Directive: Every entry should be repeated exactly. Omit the pictures.

____ Records provided

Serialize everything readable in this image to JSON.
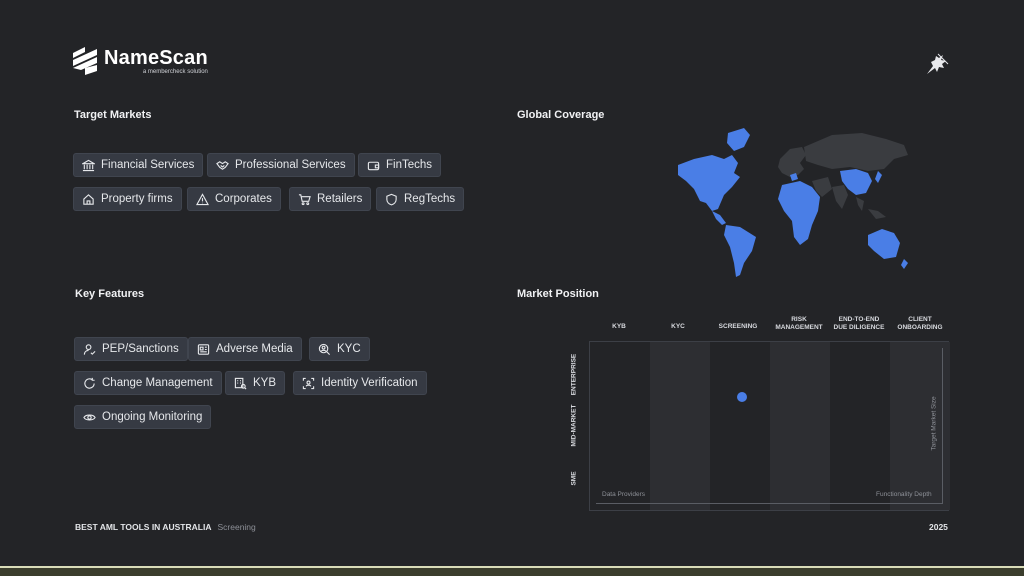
{
  "brand": {
    "name": "NameScan",
    "tagline": "a membercheck solution"
  },
  "target_markets": {
    "title": "Target Markets",
    "items": [
      {
        "label": "Financial Services",
        "icon": "bank-icon"
      },
      {
        "label": "Professional Services",
        "icon": "handshake-icon"
      },
      {
        "label": "FinTechs",
        "icon": "wallet-icon"
      },
      {
        "label": "Property firms",
        "icon": "home-icon"
      },
      {
        "label": "Corporates",
        "icon": "warning-icon"
      },
      {
        "label": "Retailers",
        "icon": "cart-icon"
      },
      {
        "label": "RegTechs",
        "icon": "shield-icon"
      }
    ]
  },
  "global_coverage": {
    "title": "Global Coverage",
    "highlight_color": "#4a7ee6",
    "base_color": "#3a3c40"
  },
  "key_features": {
    "title": "Key Features",
    "items": [
      {
        "label": "PEP/Sanctions",
        "icon": "user-check-icon"
      },
      {
        "label": "Adverse Media",
        "icon": "newspaper-icon"
      },
      {
        "label": "KYC",
        "icon": "user-search-icon"
      },
      {
        "label": "Change Management",
        "icon": "refresh-icon"
      },
      {
        "label": "KYB",
        "icon": "building-search-icon"
      },
      {
        "label": "Identity Verification",
        "icon": "id-scan-icon"
      },
      {
        "label": "Ongoing Monitoring",
        "icon": "eye-icon"
      }
    ]
  },
  "market_position": {
    "title": "Market Position",
    "columns": [
      [
        "KYB"
      ],
      [
        "KYC"
      ],
      [
        "SCREENING"
      ],
      [
        "RISK",
        "MANAGEMENT"
      ],
      [
        "END-TO-END",
        "DUE DILIGENCE"
      ],
      [
        "CLIENT",
        "ONBOARDING"
      ]
    ],
    "rows": [
      "ENTERPRISE",
      "MID-MARKET",
      "SME"
    ],
    "x_axis_start": "Data Providers",
    "x_axis_end": "Functionality Depth",
    "y_axis_label": "Target Market Size",
    "marker": {
      "column": "SCREENING",
      "row": "ENTERPRISE",
      "color": "#4a7ee6"
    }
  },
  "footer": {
    "title": "BEST AML TOOLS IN AUSTRALIA",
    "subtitle": "Screening",
    "year": "2025"
  }
}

________

Response to the task:
Serialize everything readable in this image to JSON.
{
  "brand": {
    "name": "NameScan",
    "tagline": "a membercheck solution"
  },
  "target_markets": {
    "title": "Target Markets",
    "items": [
      {
        "label": "Financial Services",
        "icon": "bank-icon"
      },
      {
        "label": "Professional Services",
        "icon": "handshake-icon"
      },
      {
        "label": "FinTechs",
        "icon": "wallet-icon"
      },
      {
        "label": "Property firms",
        "icon": "home-icon"
      },
      {
        "label": "Corporates",
        "icon": "warning-icon"
      },
      {
        "label": "Retailers",
        "icon": "cart-icon"
      },
      {
        "label": "RegTechs",
        "icon": "shield-icon"
      }
    ]
  },
  "global_coverage": {
    "title": "Global Coverage",
    "highlight_color": "#4a7ee6",
    "base_color": "#3a3c40"
  },
  "key_features": {
    "title": "Key Features",
    "items": [
      {
        "label": "PEP/Sanctions",
        "icon": "user-check-icon"
      },
      {
        "label": "Adverse Media",
        "icon": "newspaper-icon"
      },
      {
        "label": "KYC",
        "icon": "user-search-icon"
      },
      {
        "label": "Change Management",
        "icon": "refresh-icon"
      },
      {
        "label": "KYB",
        "icon": "building-search-icon"
      },
      {
        "label": "Identity Verification",
        "icon": "id-scan-icon"
      },
      {
        "label": "Ongoing Monitoring",
        "icon": "eye-icon"
      }
    ]
  },
  "market_position": {
    "title": "Market Position",
    "columns": [
      [
        "KYB"
      ],
      [
        "KYC"
      ],
      [
        "SCREENING"
      ],
      [
        "RISK",
        "MANAGEMENT"
      ],
      [
        "END-TO-END",
        "DUE DILIGENCE"
      ],
      [
        "CLIENT",
        "ONBOARDING"
      ]
    ],
    "rows": [
      "ENTERPRISE",
      "MID-MARKET",
      "SME"
    ],
    "x_axis_start": "Data Providers",
    "x_axis_end": "Functionality Depth",
    "y_axis_label": "Target Market Size",
    "marker": {
      "column": "SCREENING",
      "row": "ENTERPRISE",
      "color": "#4a7ee6"
    }
  },
  "footer": {
    "title": "BEST AML TOOLS IN AUSTRALIA",
    "subtitle": "Screening",
    "year": "2025"
  }
}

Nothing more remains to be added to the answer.